* START EXTRACTED RECORDS *

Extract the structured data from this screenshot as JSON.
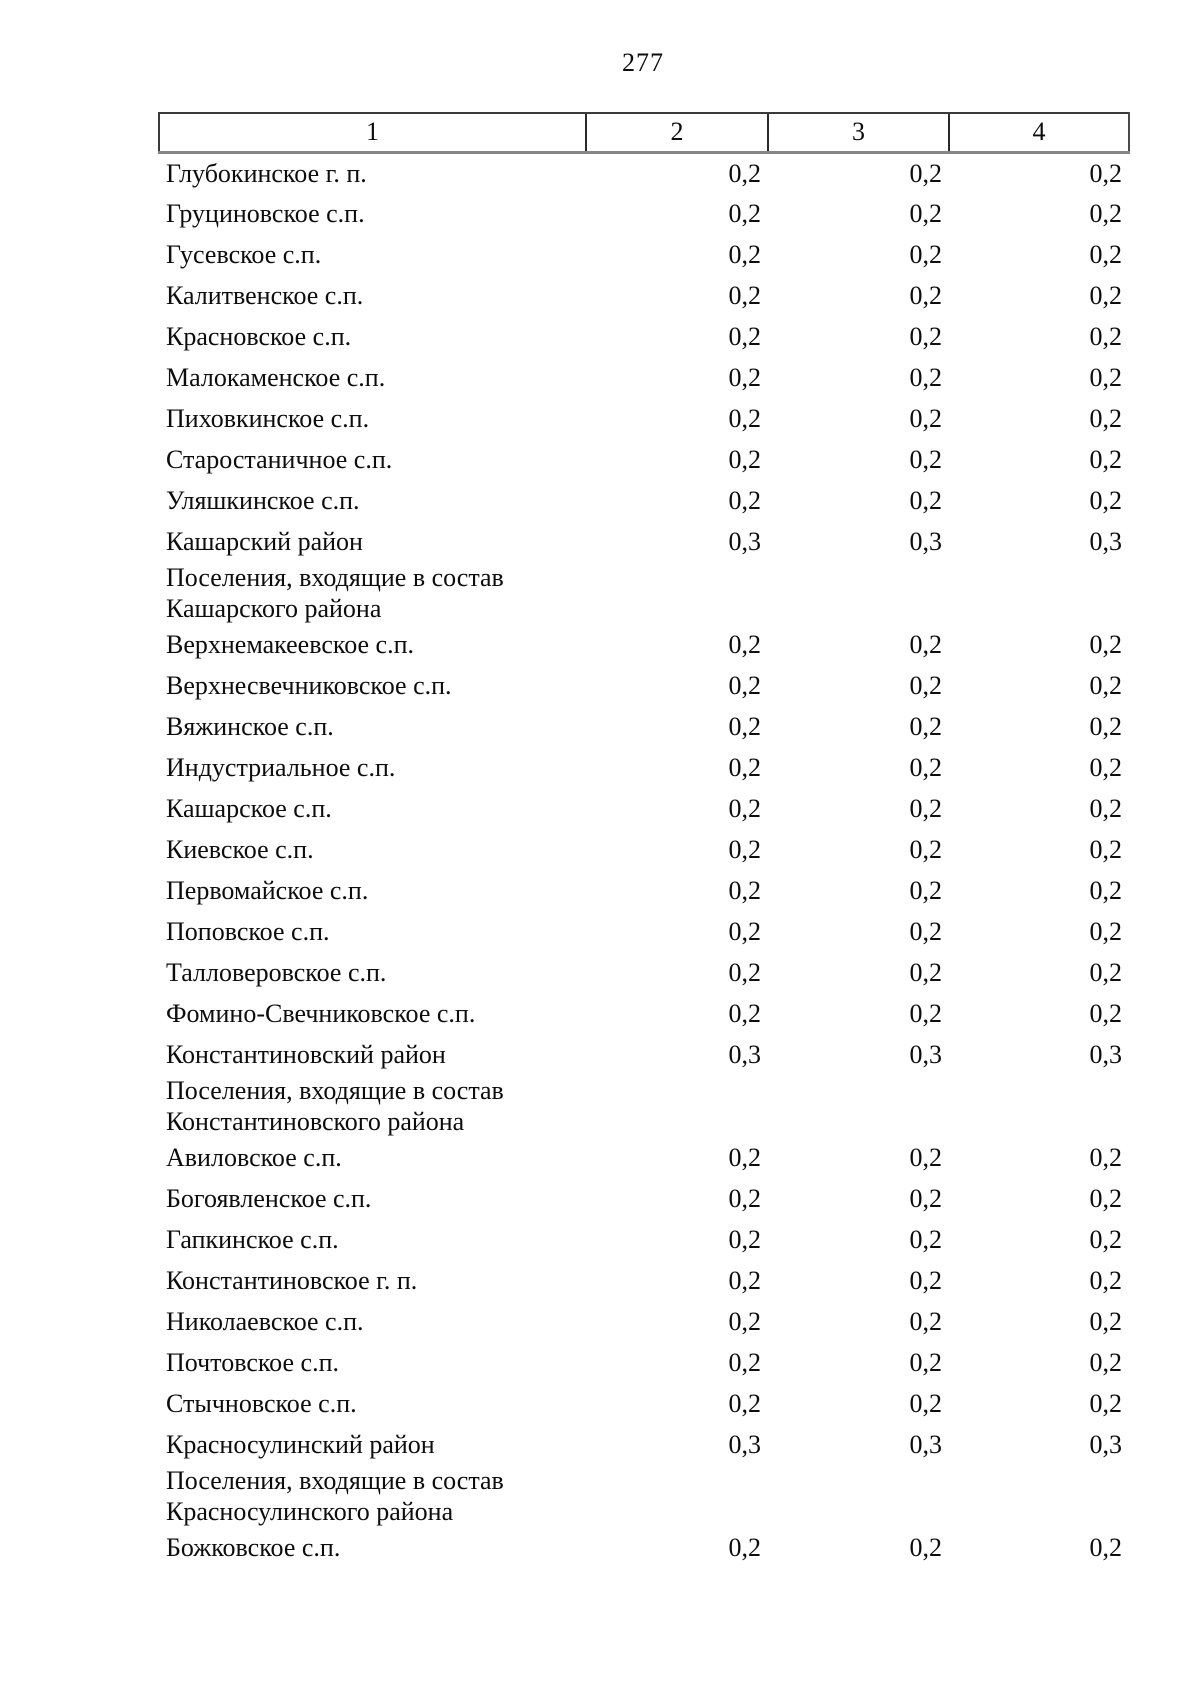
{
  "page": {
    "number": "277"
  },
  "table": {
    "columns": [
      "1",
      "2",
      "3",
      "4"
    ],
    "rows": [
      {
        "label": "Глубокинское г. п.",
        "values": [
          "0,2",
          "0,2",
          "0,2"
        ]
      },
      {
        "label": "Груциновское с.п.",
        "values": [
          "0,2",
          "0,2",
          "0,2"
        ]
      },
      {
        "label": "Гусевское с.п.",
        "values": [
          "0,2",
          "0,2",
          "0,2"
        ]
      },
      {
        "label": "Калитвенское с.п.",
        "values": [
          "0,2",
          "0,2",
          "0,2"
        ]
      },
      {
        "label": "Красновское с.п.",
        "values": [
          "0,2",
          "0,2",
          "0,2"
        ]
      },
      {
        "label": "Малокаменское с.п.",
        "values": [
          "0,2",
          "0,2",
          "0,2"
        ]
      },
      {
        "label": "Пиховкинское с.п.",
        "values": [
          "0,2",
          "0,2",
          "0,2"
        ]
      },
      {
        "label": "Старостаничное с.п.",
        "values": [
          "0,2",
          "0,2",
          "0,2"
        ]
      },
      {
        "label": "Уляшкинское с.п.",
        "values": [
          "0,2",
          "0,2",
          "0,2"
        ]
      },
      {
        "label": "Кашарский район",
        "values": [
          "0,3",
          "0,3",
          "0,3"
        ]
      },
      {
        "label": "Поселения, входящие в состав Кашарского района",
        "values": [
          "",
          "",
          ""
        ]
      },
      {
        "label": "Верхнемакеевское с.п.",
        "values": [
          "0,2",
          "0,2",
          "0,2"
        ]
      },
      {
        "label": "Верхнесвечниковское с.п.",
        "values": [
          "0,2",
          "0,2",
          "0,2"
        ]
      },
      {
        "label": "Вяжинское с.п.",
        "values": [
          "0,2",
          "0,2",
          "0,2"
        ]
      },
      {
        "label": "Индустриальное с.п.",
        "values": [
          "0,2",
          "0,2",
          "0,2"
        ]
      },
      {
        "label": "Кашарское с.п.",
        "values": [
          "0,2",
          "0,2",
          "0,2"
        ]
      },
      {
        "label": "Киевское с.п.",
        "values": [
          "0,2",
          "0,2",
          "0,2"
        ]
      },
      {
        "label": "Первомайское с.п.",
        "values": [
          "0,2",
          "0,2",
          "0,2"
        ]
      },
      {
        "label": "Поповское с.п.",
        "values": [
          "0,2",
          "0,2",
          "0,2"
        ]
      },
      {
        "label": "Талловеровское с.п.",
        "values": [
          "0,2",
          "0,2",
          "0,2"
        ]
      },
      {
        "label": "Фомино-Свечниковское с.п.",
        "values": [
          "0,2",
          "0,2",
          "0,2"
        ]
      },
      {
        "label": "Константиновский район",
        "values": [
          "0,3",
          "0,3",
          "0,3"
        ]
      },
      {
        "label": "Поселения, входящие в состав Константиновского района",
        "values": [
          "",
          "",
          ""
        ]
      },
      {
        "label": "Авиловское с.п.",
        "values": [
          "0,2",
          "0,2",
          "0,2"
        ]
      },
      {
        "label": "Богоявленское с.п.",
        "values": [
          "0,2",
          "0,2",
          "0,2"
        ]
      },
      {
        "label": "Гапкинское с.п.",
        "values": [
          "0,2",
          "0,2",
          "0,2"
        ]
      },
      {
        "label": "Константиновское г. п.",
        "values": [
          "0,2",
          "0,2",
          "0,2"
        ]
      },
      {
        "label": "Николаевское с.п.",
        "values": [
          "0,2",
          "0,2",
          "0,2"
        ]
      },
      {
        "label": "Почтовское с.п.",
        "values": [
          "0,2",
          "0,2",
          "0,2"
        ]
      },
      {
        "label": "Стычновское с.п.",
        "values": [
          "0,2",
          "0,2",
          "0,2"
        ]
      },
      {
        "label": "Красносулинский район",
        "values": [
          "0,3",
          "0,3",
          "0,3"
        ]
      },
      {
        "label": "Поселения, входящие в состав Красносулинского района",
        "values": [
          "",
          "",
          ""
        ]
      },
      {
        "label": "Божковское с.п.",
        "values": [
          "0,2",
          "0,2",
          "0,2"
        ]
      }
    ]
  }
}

* END EXTRACTED RECORDS *

**WHAT YOU ARE ASKED TO DO**.
Read through the data and copy every line where "Поселения" shows up.

**THE RESULT**.
        "label": "Поселения, входящие в состав Кашарского района",
        "label": "Поселения, входящие в состав Константиновского района",
        "label": "Поселения, входящие в состав Красносулинского района",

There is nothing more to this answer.